§ **What the exercise asks**: The exercise asks for every line of the data to be reproduced exactly.

Some records
— begin —
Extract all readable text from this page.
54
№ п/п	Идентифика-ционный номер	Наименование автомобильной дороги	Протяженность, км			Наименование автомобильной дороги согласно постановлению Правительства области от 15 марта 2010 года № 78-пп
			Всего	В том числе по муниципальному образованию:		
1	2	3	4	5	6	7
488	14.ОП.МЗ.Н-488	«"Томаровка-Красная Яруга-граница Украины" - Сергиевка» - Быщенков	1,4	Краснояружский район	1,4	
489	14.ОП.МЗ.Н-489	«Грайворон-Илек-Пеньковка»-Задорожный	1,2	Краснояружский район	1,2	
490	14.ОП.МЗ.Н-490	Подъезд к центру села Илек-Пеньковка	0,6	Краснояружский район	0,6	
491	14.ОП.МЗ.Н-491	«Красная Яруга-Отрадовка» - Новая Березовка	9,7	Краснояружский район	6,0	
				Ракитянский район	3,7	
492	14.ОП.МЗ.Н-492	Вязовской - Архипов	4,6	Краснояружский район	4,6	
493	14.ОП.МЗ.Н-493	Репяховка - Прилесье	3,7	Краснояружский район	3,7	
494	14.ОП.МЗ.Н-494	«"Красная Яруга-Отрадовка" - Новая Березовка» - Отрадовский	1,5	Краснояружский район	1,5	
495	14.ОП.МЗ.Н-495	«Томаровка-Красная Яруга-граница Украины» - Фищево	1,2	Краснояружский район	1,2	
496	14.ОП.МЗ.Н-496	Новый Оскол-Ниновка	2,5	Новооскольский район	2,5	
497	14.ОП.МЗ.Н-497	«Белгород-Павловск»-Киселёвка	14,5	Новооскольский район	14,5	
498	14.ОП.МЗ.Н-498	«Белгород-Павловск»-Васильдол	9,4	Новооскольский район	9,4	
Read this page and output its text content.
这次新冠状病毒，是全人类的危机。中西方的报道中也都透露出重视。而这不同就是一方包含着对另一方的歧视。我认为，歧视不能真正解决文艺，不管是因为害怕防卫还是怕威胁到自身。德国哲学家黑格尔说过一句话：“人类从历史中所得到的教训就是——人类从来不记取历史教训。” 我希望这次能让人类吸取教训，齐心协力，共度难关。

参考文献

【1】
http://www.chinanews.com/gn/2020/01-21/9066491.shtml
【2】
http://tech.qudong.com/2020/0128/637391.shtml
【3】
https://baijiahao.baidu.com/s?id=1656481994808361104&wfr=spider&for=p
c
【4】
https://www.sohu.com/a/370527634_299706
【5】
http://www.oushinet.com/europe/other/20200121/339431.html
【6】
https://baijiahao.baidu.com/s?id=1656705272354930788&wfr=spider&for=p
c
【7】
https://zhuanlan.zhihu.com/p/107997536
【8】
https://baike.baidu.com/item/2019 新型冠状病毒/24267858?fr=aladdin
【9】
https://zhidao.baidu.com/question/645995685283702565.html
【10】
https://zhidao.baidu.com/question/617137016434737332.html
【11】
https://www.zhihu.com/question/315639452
— end —
§ **Full response**:
Extract all readable text from this page.
54
№ п/п	Идентифика-ционный номер	Наименование автомобильной дороги	Протяженность, км			Наименование автомобильной дороги согласно постановлению Правительства области от 15 марта 2010 года № 78-пп
			Всего	В том числе по муниципальному образованию:		
1	2	3	4	5	6	7
488	14.ОП.МЗ.Н-488	«"Томаровка-Красная Яруга-граница Украины" - Сергиевка» - Быщенков	1,4	Краснояружский район	1,4	
489	14.ОП.МЗ.Н-489	«Грайворон-Илек-Пеньковка»-Задорожный	1,2	Краснояружский район	1,2	
490	14.ОП.МЗ.Н-490	Подъезд к центру села Илек-Пеньковка	0,6	Краснояружский район	0,6	
491	14.ОП.МЗ.Н-491	«Красная Яруга-Отрадовка» - Новая Березовка	9,7	Краснояружский район	6,0	
				Ракитянский район	3,7	
492	14.ОП.МЗ.Н-492	Вязовской - Архипов	4,6	Краснояружский район	4,6	
493	14.ОП.МЗ.Н-493	Репяховка - Прилесье	3,7	Краснояружский район	3,7	
494	14.ОП.МЗ.Н-494	«"Красная Яруга-Отрадовка" - Новая Березовка» - Отрадовский	1,5	Краснояружский район	1,5	
495	14.ОП.МЗ.Н-495	«Томаровка-Красная Яруга-граница Украины» - Фищево	1,2	Краснояружский район	1,2	
496	14.ОП.МЗ.Н-496	Новый Оскол-Ниновка	2,5	Новооскольский район	2,5	
497	14.ОП.МЗ.Н-497	«Белгород-Павловск»-Киселёвка	14,5	Новооскольский район	14,5	
498	14.ОП.МЗ.Н-498	«Белгород-Павловск»-Васильдол	9,4	Новооскольский район	9,4	
Read this page and output its text content.
这次新冠状病毒，是全人类的危机。中西方的报道中也都透露出重视。而这不同就是一方包含着对另一方的歧视。我认为，歧视不能真正解决文艺，不管是因为害怕防卫还是怕威胁到自身。德国哲学家黑格尔说过一句话：“人类从历史中所得到的教训就是——人类从来不记取历史教训。” 我希望这次能让人类吸取教训，齐心协力，共度难关。

参考文献

【1】
http://www.chinanews.com/gn/2020/01-21/9066491.shtml
【2】
http://tech.qudong.com/2020/0128/637391.shtml
【3】
https://baijiahao.baidu.com/s?id=1656481994808361104&wfr=spider&for=p
c
【4】
https://www.sohu.com/a/370527634_299706
【5】
http://www.oushinet.com/europe/other/20200121/339431.html
【6】
https://baijiahao.baidu.com/s?id=1656705272354930788&wfr=spider&for=p
c
【7】
https://zhuanlan.zhihu.com/p/107997536
【8】
https://baike.baidu.com/item/2019 新型冠状病毒/24267858?fr=aladdin
【9】
https://zhidao.baidu.com/question/645995685283702565.html
【10】
https://zhidao.baidu.com/question/617137016434737332.html
【11】
https://www.zhihu.com/question/315639452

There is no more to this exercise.